(Work required)
Gather from the listing below each line that includes the word "JSON", and copy it.

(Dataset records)

══════════

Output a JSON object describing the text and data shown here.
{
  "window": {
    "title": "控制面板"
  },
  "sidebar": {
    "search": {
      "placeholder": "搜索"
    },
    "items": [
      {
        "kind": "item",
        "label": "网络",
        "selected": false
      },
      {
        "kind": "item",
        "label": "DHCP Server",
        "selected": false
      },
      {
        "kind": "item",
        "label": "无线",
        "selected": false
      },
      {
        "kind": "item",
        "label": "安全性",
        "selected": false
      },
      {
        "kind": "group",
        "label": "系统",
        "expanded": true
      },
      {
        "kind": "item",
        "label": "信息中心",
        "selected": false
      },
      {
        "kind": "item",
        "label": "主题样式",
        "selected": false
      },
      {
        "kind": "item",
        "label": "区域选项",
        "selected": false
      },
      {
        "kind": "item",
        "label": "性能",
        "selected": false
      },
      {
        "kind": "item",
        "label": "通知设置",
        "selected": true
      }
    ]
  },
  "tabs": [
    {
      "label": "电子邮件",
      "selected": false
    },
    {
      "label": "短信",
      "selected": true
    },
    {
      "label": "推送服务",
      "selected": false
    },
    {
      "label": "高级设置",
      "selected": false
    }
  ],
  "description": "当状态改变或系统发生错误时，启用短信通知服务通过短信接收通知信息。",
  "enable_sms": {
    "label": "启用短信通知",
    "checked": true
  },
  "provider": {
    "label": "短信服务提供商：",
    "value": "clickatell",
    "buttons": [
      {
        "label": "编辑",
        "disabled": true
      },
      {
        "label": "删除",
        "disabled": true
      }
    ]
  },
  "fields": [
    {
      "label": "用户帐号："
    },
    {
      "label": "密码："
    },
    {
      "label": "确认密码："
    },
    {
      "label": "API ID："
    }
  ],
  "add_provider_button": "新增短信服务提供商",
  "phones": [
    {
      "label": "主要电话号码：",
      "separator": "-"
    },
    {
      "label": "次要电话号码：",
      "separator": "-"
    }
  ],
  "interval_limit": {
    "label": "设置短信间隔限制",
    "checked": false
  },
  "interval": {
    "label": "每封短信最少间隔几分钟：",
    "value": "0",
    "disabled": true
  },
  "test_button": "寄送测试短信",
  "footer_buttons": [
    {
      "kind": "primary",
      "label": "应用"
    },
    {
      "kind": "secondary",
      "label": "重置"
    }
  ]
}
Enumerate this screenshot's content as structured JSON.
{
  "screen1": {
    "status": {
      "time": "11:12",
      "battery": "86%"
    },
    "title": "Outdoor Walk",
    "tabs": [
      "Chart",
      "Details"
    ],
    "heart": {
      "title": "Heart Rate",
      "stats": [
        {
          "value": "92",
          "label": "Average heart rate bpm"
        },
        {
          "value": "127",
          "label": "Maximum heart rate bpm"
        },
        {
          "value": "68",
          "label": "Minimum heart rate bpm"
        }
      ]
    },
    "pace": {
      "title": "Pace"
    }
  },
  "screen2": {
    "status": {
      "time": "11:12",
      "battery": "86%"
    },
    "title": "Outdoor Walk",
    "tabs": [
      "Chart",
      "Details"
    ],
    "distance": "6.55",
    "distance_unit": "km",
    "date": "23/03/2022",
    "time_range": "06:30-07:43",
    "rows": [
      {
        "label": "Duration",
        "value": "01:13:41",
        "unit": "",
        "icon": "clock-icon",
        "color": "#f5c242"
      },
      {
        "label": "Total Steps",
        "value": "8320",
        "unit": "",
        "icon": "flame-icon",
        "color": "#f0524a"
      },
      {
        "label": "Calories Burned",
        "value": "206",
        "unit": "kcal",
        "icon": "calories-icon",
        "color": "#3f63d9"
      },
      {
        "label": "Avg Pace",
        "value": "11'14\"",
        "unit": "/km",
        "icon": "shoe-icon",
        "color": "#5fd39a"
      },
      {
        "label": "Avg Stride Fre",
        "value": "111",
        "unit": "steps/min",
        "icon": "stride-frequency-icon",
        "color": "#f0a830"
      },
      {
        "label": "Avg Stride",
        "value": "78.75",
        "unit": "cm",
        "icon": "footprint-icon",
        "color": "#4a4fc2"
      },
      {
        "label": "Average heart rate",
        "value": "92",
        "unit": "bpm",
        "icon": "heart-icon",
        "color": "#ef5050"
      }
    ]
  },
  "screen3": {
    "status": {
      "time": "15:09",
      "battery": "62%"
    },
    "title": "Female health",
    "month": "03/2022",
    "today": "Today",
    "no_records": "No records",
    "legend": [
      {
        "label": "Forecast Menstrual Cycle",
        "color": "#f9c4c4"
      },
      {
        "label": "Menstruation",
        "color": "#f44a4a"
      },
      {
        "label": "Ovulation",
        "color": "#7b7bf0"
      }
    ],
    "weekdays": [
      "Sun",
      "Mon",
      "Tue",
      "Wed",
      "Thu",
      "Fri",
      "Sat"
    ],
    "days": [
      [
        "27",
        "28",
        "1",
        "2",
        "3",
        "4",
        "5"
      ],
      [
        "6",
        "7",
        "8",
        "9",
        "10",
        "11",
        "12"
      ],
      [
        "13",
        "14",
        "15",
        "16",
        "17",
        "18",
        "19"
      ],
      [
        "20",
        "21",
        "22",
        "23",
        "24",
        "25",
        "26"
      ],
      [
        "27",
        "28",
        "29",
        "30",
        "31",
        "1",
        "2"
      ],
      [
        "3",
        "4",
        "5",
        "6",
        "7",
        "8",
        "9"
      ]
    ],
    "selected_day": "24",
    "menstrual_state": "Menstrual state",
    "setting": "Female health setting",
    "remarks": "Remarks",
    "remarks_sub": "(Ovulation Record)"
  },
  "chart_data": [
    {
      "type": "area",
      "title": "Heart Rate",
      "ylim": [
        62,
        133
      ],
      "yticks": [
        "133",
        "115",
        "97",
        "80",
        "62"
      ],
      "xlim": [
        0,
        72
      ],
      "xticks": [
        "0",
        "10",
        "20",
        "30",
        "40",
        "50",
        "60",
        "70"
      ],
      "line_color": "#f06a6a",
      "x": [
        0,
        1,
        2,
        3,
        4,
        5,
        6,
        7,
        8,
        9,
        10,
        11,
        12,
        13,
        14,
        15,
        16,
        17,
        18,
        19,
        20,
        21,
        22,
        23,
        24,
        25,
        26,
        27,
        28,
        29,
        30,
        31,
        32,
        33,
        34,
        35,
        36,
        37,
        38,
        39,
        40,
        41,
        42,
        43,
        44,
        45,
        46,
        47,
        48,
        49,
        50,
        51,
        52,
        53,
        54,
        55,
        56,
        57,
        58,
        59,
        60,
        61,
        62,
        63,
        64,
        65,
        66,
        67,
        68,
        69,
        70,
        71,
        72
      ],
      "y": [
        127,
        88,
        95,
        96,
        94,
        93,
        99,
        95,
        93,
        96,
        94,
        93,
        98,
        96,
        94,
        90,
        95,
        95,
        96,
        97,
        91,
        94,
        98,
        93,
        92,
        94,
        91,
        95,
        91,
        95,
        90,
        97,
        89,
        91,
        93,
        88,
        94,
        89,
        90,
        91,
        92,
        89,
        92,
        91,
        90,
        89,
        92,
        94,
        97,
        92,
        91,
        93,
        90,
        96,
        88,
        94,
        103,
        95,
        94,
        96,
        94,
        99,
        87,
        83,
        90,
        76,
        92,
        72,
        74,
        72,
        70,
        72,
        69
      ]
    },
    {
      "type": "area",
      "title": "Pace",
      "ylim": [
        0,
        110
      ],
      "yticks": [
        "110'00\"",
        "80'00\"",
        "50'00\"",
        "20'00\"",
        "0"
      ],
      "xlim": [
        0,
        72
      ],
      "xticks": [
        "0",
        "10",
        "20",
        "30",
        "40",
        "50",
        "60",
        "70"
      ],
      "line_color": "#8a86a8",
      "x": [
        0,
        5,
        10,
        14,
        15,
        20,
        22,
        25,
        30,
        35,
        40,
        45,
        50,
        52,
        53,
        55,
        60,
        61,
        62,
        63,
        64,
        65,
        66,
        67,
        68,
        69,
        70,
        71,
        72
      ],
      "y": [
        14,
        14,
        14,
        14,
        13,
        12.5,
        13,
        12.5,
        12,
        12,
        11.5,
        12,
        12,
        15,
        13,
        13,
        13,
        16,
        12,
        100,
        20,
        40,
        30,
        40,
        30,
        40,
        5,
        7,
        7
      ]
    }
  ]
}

══════════

(Response to the exercise)
Output a JSON object describing the text and data shown here.
Enumerate this screenshot's content as structured JSON.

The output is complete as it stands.